-- Start STORED RECORDS --
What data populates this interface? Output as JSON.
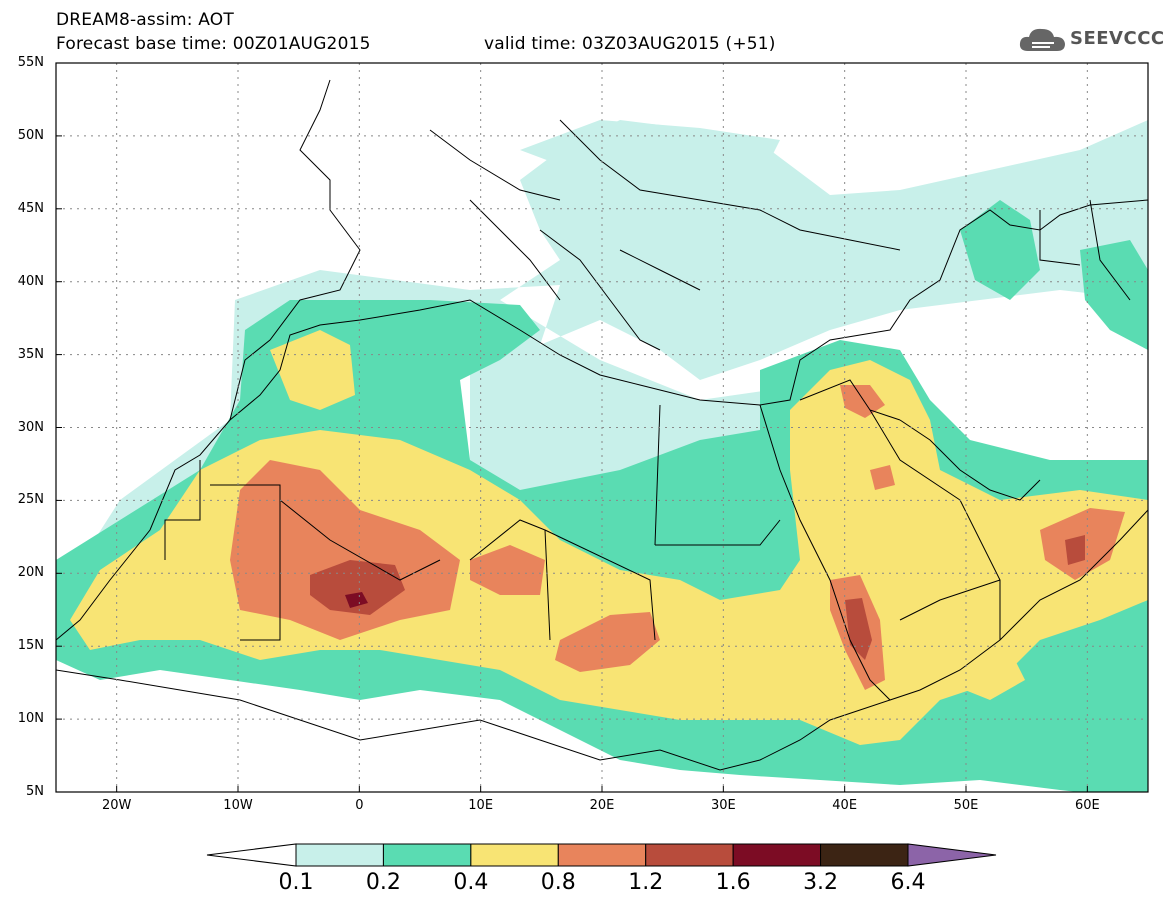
{
  "header": {
    "title": "DREAM8-assim: AOT",
    "base_time": "Forecast base time: 00Z01AUG2015",
    "valid_time": "valid time: 03Z03AUG2015 (+51)"
  },
  "logo": {
    "text": "SEEVCCC",
    "icon": "cloud-icon"
  },
  "map": {
    "lat_labels": [
      "55N",
      "50N",
      "45N",
      "40N",
      "35N",
      "30N",
      "25N",
      "20N",
      "15N",
      "10N",
      "5N"
    ],
    "lon_labels": [
      "20W",
      "10W",
      "0",
      "10E",
      "20E",
      "30E",
      "40E",
      "50E",
      "60E"
    ],
    "extent": {
      "lon_min": -25,
      "lon_max": 65,
      "lat_min": 5,
      "lat_max": 55
    },
    "grid": "dotted"
  },
  "legend": {
    "labels": [
      "0.1",
      "0.2",
      "0.4",
      "0.8",
      "1.2",
      "1.6",
      "3.2",
      "6.4"
    ],
    "colors": [
      "#c8f0ea",
      "#5adcb2",
      "#f8e474",
      "#e8845c",
      "#b84c3c",
      "#7c0c24",
      "#3c2414",
      "#8c64a8"
    ],
    "under_color": "#ffffff",
    "over_color": "#8c64a8"
  }
}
-- End STORED RECORDS --
* **PROBLEM DETAILS**: Every line that holds the word "time" counts once; state the total number of such lines and nothing else.

* **FINAL RESULT**: 2